EXERCISE: Go through the entries below and collect each line with the string "ylabel" in it.

SUPPLIED DATA:

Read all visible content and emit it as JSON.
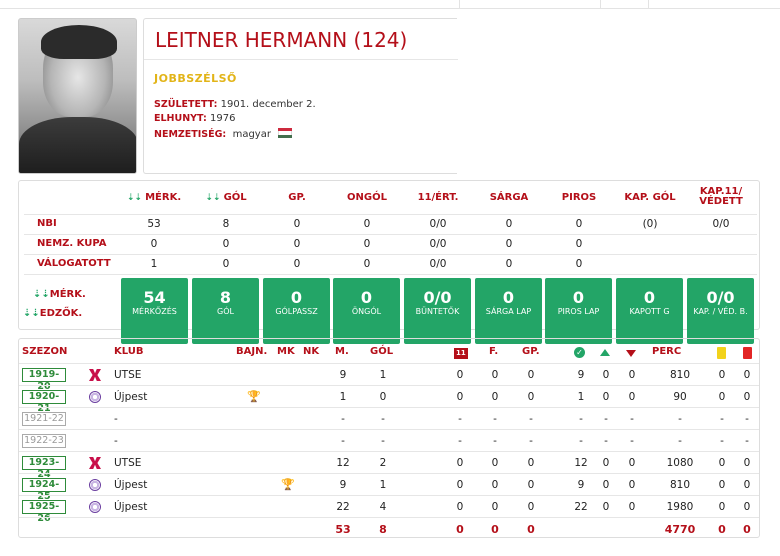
{
  "player": {
    "name": "LEITNER HERMANN (124)",
    "position": "JOBBSZÉLSŐ",
    "born_label": "SZÜLETETT:",
    "born_value": "1901. december 2.",
    "died_label": "ELHUNYT:",
    "died_value": "1976",
    "nat_label": "NEMZETISÉG:",
    "nat_value": "magyar",
    "flag_colors": [
      "#cd2a3e",
      "#ffffff",
      "#436f4d"
    ]
  },
  "stats": {
    "headers": [
      "MÉRK.",
      "GÓL",
      "GP.",
      "ONGÓL",
      "11/ÉRT.",
      "SÁRGA",
      "PIROS",
      "KAP. GÓL",
      "KAP.11/ VÉDETT"
    ],
    "rows": [
      {
        "label": "NBI",
        "values": [
          "53",
          "8",
          "0",
          "0",
          "0/0",
          "0",
          "0",
          "(0)",
          "0/0"
        ]
      },
      {
        "label": "NEMZ. KUPA",
        "values": [
          "0",
          "0",
          "0",
          "0",
          "0/0",
          "0",
          "0",
          "",
          ""
        ]
      },
      {
        "label": "VÁLOGATOTT",
        "values": [
          "1",
          "0",
          "0",
          "0",
          "0/0",
          "0",
          "0",
          "",
          ""
        ]
      }
    ],
    "sort_merk": "MÉRK.",
    "sort_edzok": "EDZŐK.",
    "boxes": [
      {
        "value": "54",
        "label": "MÉRKŐZÉS"
      },
      {
        "value": "8",
        "label": "GÓL"
      },
      {
        "value": "0",
        "label": "GÓLPASSZ"
      },
      {
        "value": "0",
        "label": "ÖNGÓL"
      },
      {
        "value": "0/0",
        "label": "BÜNTETŐK"
      },
      {
        "value": "0",
        "label": "SÁRGA LAP"
      },
      {
        "value": "0",
        "label": "PIROS LAP"
      },
      {
        "value": "0",
        "label": "KAPOTT G"
      },
      {
        "value": "0/0",
        "label": "KAP. / VÉD. B."
      }
    ]
  },
  "seasons": {
    "headers": {
      "season": "SZEZON",
      "club": "KLUB",
      "bajn": "BAJN.",
      "mk": "MK",
      "nk": "NK",
      "m": "M.",
      "gol": "GÓL",
      "f": "F.",
      "gp": "GP.",
      "perc": "PERC",
      "red11": "11"
    },
    "rows": [
      {
        "season": "1919-20",
        "active": true,
        "club": "UTSE",
        "logo": "utse",
        "trophy": "",
        "m": "9",
        "gol": "1",
        "v": [
          "0",
          "0",
          "0"
        ],
        "s": [
          "9",
          "0",
          "0"
        ],
        "perc": "810",
        "cards": [
          "0",
          "0"
        ]
      },
      {
        "season": "1920-21",
        "active": true,
        "club": "Újpest",
        "logo": "ujpest",
        "trophy": "bajn",
        "m": "1",
        "gol": "0",
        "v": [
          "0",
          "0",
          "0"
        ],
        "s": [
          "1",
          "0",
          "0"
        ],
        "perc": "90",
        "cards": [
          "0",
          "0"
        ]
      },
      {
        "season": "1921-22",
        "active": false,
        "club": "-",
        "logo": "",
        "trophy": "",
        "m": "-",
        "gol": "-",
        "v": [
          "-",
          "-",
          "-"
        ],
        "s": [
          "-",
          "-",
          "-"
        ],
        "perc": "-",
        "cards": [
          "-",
          "-"
        ]
      },
      {
        "season": "1922-23",
        "active": false,
        "club": "-",
        "logo": "",
        "trophy": "",
        "m": "-",
        "gol": "-",
        "v": [
          "-",
          "-",
          "-"
        ],
        "s": [
          "-",
          "-",
          "-"
        ],
        "perc": "-",
        "cards": [
          "-",
          "-"
        ]
      },
      {
        "season": "1923-24",
        "active": true,
        "club": "UTSE",
        "logo": "utse",
        "trophy": "",
        "m": "12",
        "gol": "2",
        "v": [
          "0",
          "0",
          "0"
        ],
        "s": [
          "12",
          "0",
          "0"
        ],
        "perc": "1080",
        "cards": [
          "0",
          "0"
        ]
      },
      {
        "season": "1924-25",
        "active": true,
        "club": "Újpest",
        "logo": "ujpest",
        "trophy": "nk",
        "m": "9",
        "gol": "1",
        "v": [
          "0",
          "0",
          "0"
        ],
        "s": [
          "9",
          "0",
          "0"
        ],
        "perc": "810",
        "cards": [
          "0",
          "0"
        ]
      },
      {
        "season": "1925-26",
        "active": true,
        "club": "Újpest",
        "logo": "ujpest",
        "trophy": "",
        "m": "22",
        "gol": "4",
        "v": [
          "0",
          "0",
          "0"
        ],
        "s": [
          "22",
          "0",
          "0"
        ],
        "perc": "1980",
        "cards": [
          "0",
          "0"
        ]
      }
    ],
    "totals": {
      "m": "53",
      "gol": "8",
      "v": [
        "0",
        "0",
        "0"
      ],
      "perc": "4770",
      "cards": [
        "0",
        "0"
      ]
    }
  },
  "colors": {
    "accent": "#b40f19",
    "green": "#23a567",
    "gold": "#e2b418"
  }
}
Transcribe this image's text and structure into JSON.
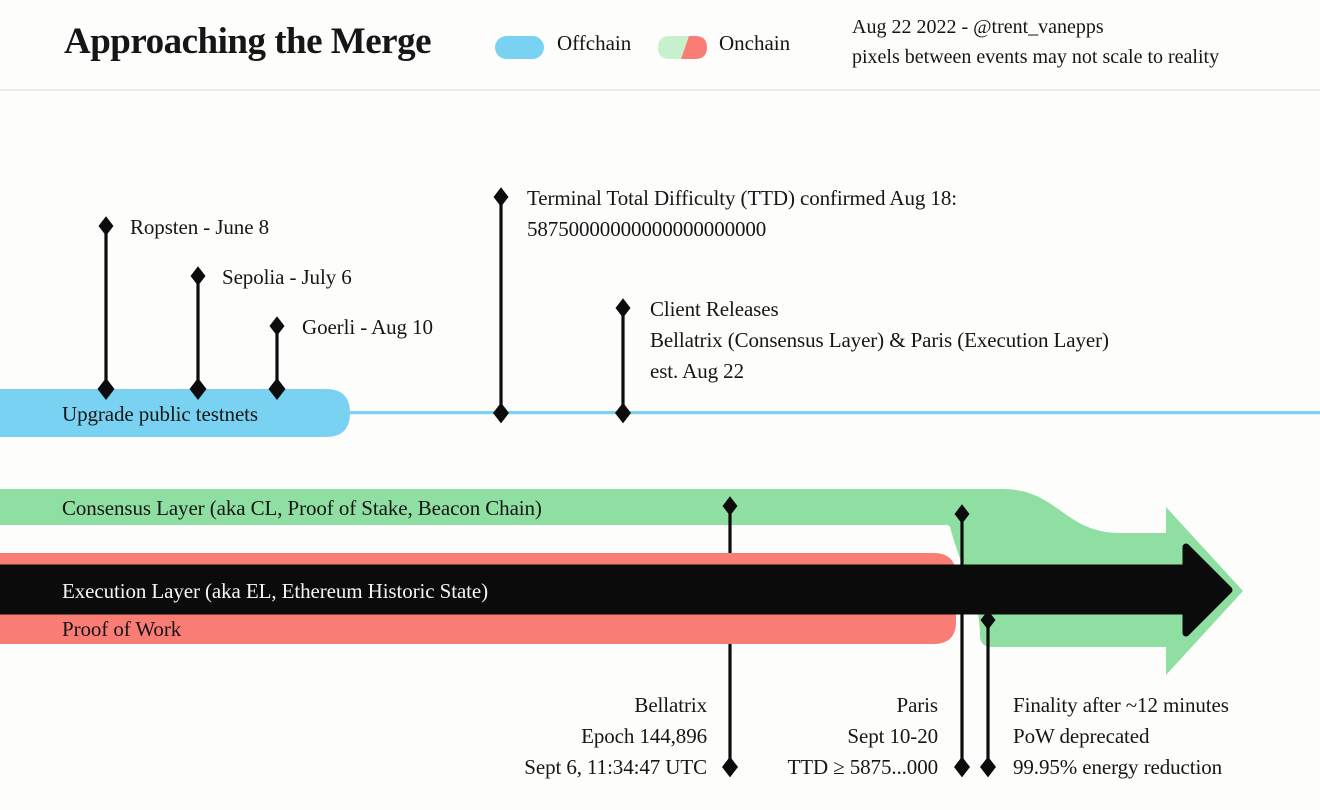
{
  "header": {
    "title": "Approaching the Merge",
    "legend": {
      "offchain_label": "Offchain",
      "onchain_label": "Onchain"
    },
    "credit": {
      "line1": "Aug 22 2022 - @trent_vanepps",
      "line2": "pixels between events may not scale to reality"
    }
  },
  "colors": {
    "offchain_blue": "#79d2f2",
    "onchain_green": "#90dfa2",
    "onchain_green_light": "#c7f1cc",
    "onchain_red": "#fa7d75",
    "ink": "#0b0b0b"
  },
  "diagram": {
    "testnet_track": {
      "label": "Upgrade public testnets",
      "events": [
        {
          "label": "Ropsten - June 8"
        },
        {
          "label": "Sepolia - July 6"
        },
        {
          "label": "Goerli - Aug 10"
        }
      ]
    },
    "ttd_event": {
      "line1": "Terminal Total Difficulty (TTD) confirmed Aug 18:",
      "line2": "58750000000000000000000"
    },
    "client_release_event": {
      "line1": "Client Releases",
      "line2": "Bellatrix (Consensus Layer) & Paris (Execution Layer)",
      "line3": "est. Aug 22"
    },
    "consensus_track_label": "Consensus Layer (aka CL, Proof of Stake, Beacon Chain)",
    "execution_track_label": "Execution Layer (aka EL, Ethereum Historic State)",
    "pow_track_label": "Proof of Work",
    "bellatrix_event": {
      "line1": "Bellatrix",
      "line2": "Epoch 144,896",
      "line3": "Sept 6, 11:34:47 UTC"
    },
    "paris_event": {
      "line1": "Paris",
      "line2": "Sept 10-20",
      "line3": "TTD ≥ 5875...000"
    },
    "merge_result_event": {
      "line1": "Finality after ~12 minutes",
      "line2": "PoW deprecated",
      "line3": "99.95% energy reduction"
    }
  }
}
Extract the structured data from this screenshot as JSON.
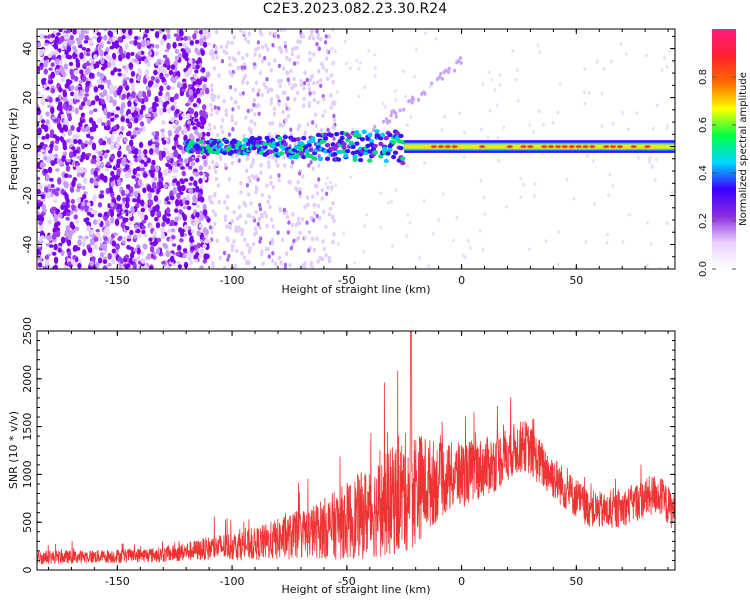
{
  "figure_title": "C2E3.2023.082.23.30.R24",
  "chart_data": [
    {
      "type": "heatmap",
      "title": "",
      "xlabel": "Height of straight line (km)",
      "ylabel": "Frequency (Hz)",
      "xlim": [
        -185,
        93
      ],
      "ylim": [
        -50,
        48
      ],
      "xticks": [
        -150,
        -100,
        -50,
        0,
        50
      ],
      "yticks": [
        -40,
        -20,
        0,
        20,
        40
      ],
      "grid": false,
      "colorbar": {
        "label": "Normalized spectral amplitude",
        "range": [
          0.0,
          1.0
        ],
        "ticks": [
          "0.0",
          "0.2",
          "0.4",
          "0.6",
          "0.8"
        ],
        "colors": [
          "#ffffff",
          "#ead0ff",
          "#8a2be2",
          "#3a00ff",
          "#00d8ff",
          "#00ff44",
          "#ffff00",
          "#ff6a00",
          "#ff1f30",
          "#ff1f80"
        ]
      },
      "features": {
        "noise_region_x": [
          -185,
          -110
        ],
        "signal_line_y": 0,
        "signal_start_x": -120,
        "strong_signal_start_x": -25
      }
    },
    {
      "type": "line",
      "title": "",
      "xlabel": "Height of straight line (km)",
      "ylabel": "SNR (10 * v/v)",
      "xlim": [
        -185,
        93
      ],
      "ylim": [
        0,
        2500
      ],
      "xticks": [
        -150,
        -100,
        -50,
        0,
        50
      ],
      "yticks": [
        0,
        500,
        1000,
        1500,
        2000,
        2500
      ],
      "grid": false,
      "color": "#ee3333",
      "trend": {
        "x": [
          -185,
          -160,
          -130,
          -115,
          -105,
          -90,
          -80,
          -65,
          -55,
          -45,
          -35,
          -28,
          -22,
          -15,
          -8,
          0,
          8,
          15,
          22,
          28,
          35,
          45,
          55,
          65,
          75,
          85,
          93
        ],
        "center": [
          130,
          140,
          160,
          210,
          240,
          270,
          320,
          400,
          470,
          560,
          650,
          750,
          850,
          900,
          940,
          1000,
          1060,
          1120,
          1250,
          1300,
          1100,
          850,
          650,
          600,
          700,
          800,
          600
        ],
        "spread": [
          70,
          70,
          80,
          110,
          140,
          170,
          220,
          280,
          360,
          450,
          520,
          600,
          650,
          500,
          380,
          350,
          320,
          300,
          280,
          270,
          250,
          220,
          200,
          190,
          200,
          220,
          200
        ]
      },
      "peak": {
        "x": -22,
        "y": 2500
      }
    }
  ]
}
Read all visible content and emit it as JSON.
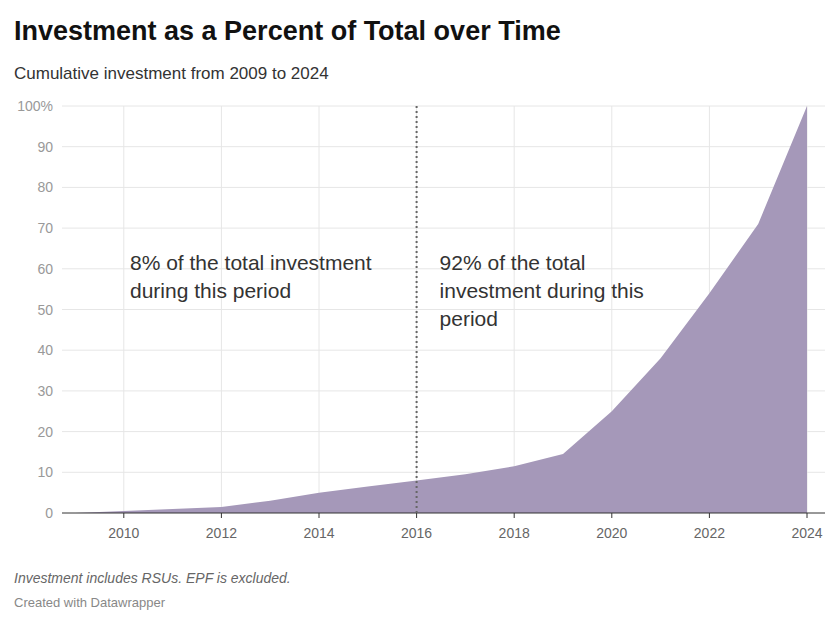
{
  "chart_data": {
    "type": "area",
    "title": "Investment as a Percent of Total over Time",
    "subtitle": "Cumulative investment from 2009 to 2024",
    "x": [
      2009,
      2010,
      2011,
      2012,
      2013,
      2014,
      2015,
      2016,
      2017,
      2018,
      2019,
      2020,
      2021,
      2022,
      2023,
      2024
    ],
    "values": [
      0,
      0.5,
      1,
      1.5,
      3,
      5,
      6.5,
      8,
      9.5,
      11.5,
      14.5,
      25,
      38,
      54,
      71,
      100
    ],
    "color": "#a598b9",
    "xlim": [
      2009,
      2024
    ],
    "xticks": [
      2010,
      2012,
      2014,
      2016,
      2018,
      2020,
      2022,
      2024
    ],
    "ylim": [
      0,
      100
    ],
    "yticks": [
      0,
      10,
      20,
      30,
      40,
      50,
      60,
      70,
      80,
      90,
      {
        "value": 100,
        "label": "100%"
      }
    ],
    "grid": true,
    "vline": 2016,
    "annotations": [
      "8% of the total investment during this period",
      "92% of the total investment during this period"
    ],
    "note": "Investment includes RSUs. EPF is excluded.",
    "credit": "Created with Datawrapper"
  }
}
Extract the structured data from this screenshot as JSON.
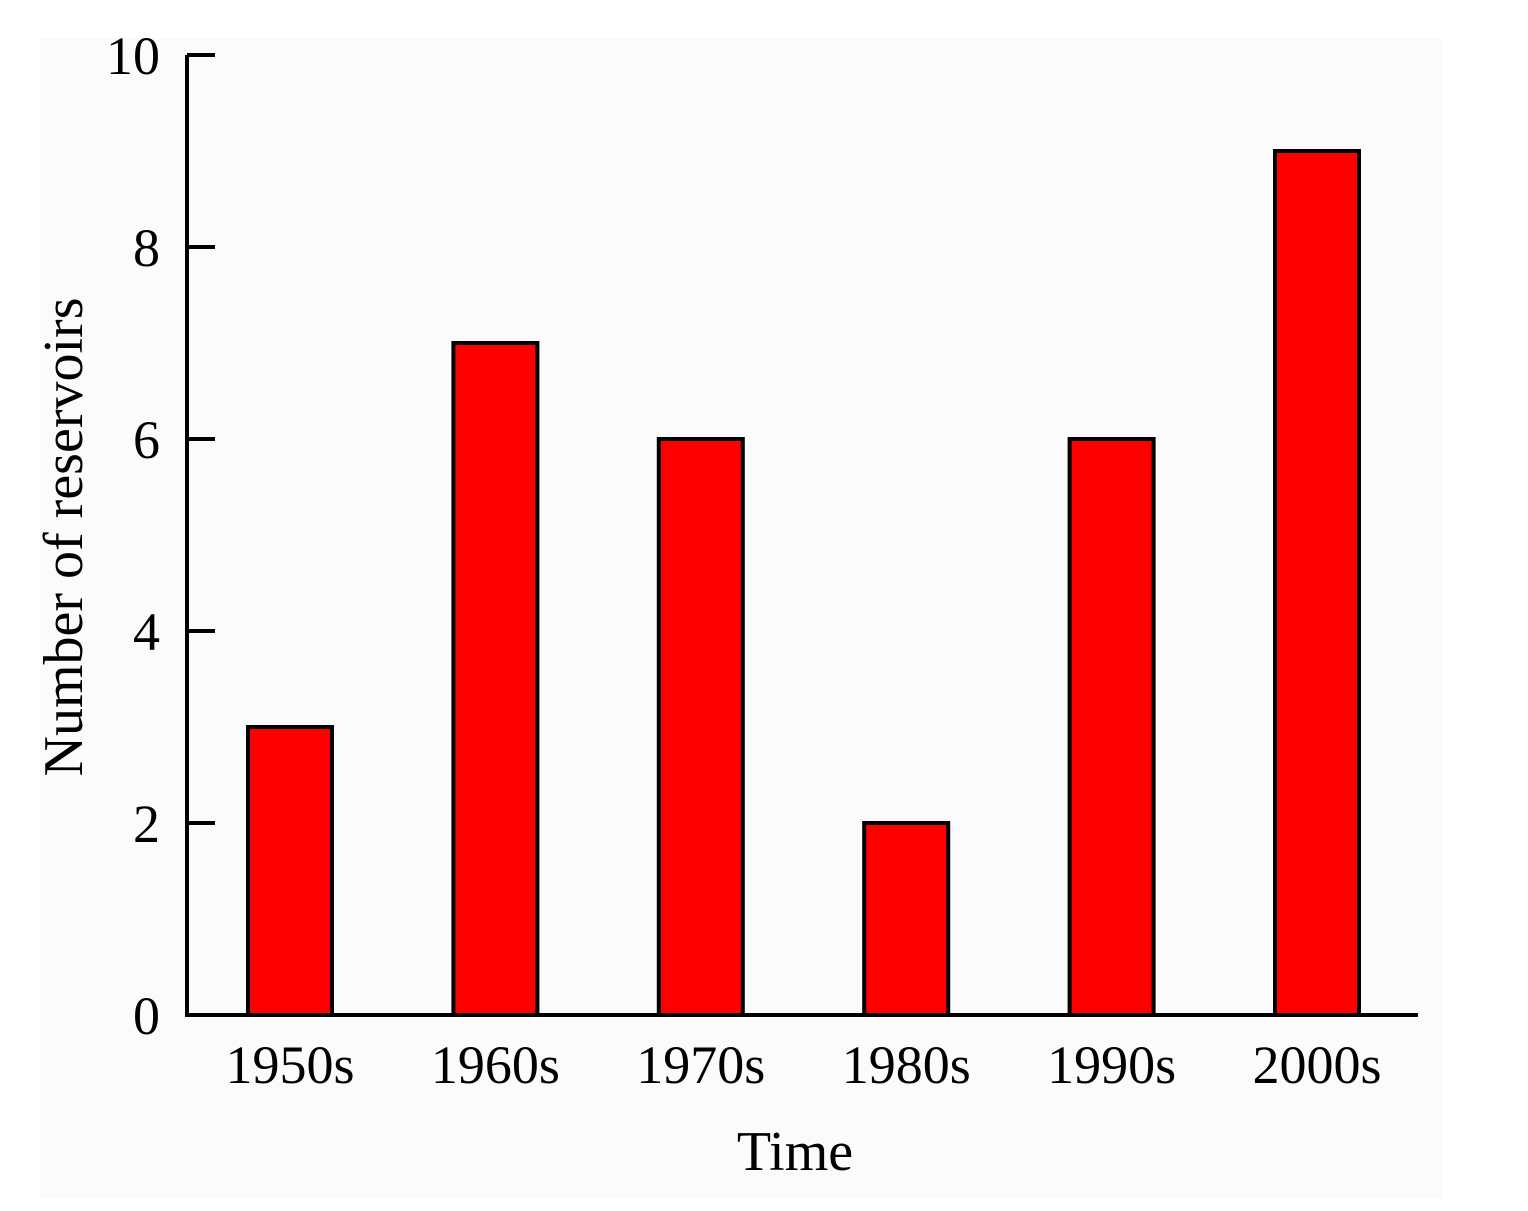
{
  "chart_data": {
    "type": "bar",
    "title": "",
    "xlabel": "Time",
    "ylabel": "Number of reservoirs",
    "categories": [
      "1950s",
      "1960s",
      "1970s",
      "1980s",
      "1990s",
      "2000s"
    ],
    "values": [
      3,
      7,
      6,
      2,
      6,
      9
    ],
    "ylim": [
      0,
      10
    ],
    "yticks": [
      0,
      2,
      4,
      6,
      8,
      10
    ],
    "ytick_labels": [
      "0",
      "2",
      "4",
      "6",
      "8",
      "10"
    ],
    "grid": false,
    "legend": "none",
    "bar_color": "#ff0000",
    "bar_edge_color": "#000000"
  }
}
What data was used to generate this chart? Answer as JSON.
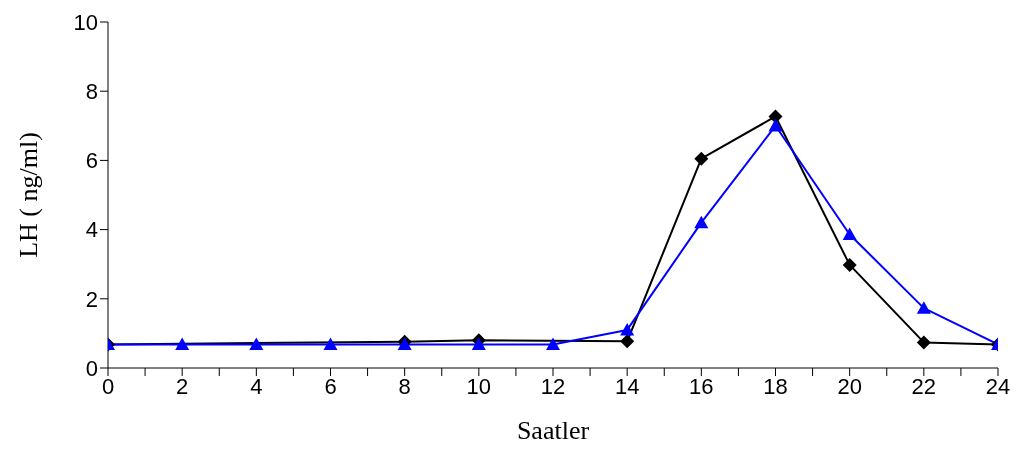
{
  "chart_data": {
    "type": "line",
    "xlabel": "Saatler",
    "ylabel": "LH ( ng/ml)",
    "x": [
      0,
      2,
      4,
      6,
      8,
      10,
      12,
      14,
      16,
      18,
      20,
      22,
      24
    ],
    "series": [
      {
        "color": "#000000",
        "marker": "diamond",
        "values": [
          0.68,
          null,
          null,
          null,
          0.76,
          0.8,
          null,
          0.77,
          6.05,
          7.27,
          2.98,
          0.74,
          0.68
        ]
      },
      {
        "color": "#0000ff",
        "marker": "triangle",
        "values": [
          0.68,
          0.68,
          0.68,
          0.68,
          0.68,
          0.68,
          0.68,
          1.1,
          4.2,
          7.0,
          3.86,
          1.73,
          0.68
        ]
      }
    ],
    "xlim": [
      0,
      24
    ],
    "xticks": [
      0,
      {
        "value": 1,
        "label": null
      },
      2,
      {
        "value": 3,
        "label": null
      },
      4,
      {
        "value": 5,
        "label": null
      },
      6,
      {
        "value": 7,
        "label": null
      },
      8,
      {
        "value": 9,
        "label": null
      },
      10,
      {
        "value": 11,
        "label": null
      },
      12,
      {
        "value": 13,
        "label": null
      },
      14,
      {
        "value": 15,
        "label": null
      },
      16,
      {
        "value": 17,
        "label": null
      },
      18,
      {
        "value": 19,
        "label": null
      },
      20,
      {
        "value": 21,
        "label": null
      },
      22,
      {
        "value": 23,
        "label": null
      },
      24
    ],
    "ylim": [
      0,
      10
    ],
    "yticks": [
      0,
      2,
      4,
      6,
      8,
      10
    ],
    "grid": false,
    "legend": false
  }
}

THE OUTPUT:
      "ylabel": "Frequency (Hz)",
      "ylabel": "SNR (10 * v/v)",
    "ylabel": "Number of reservoirs",
    "ylabel": "LH ( ng/ml)",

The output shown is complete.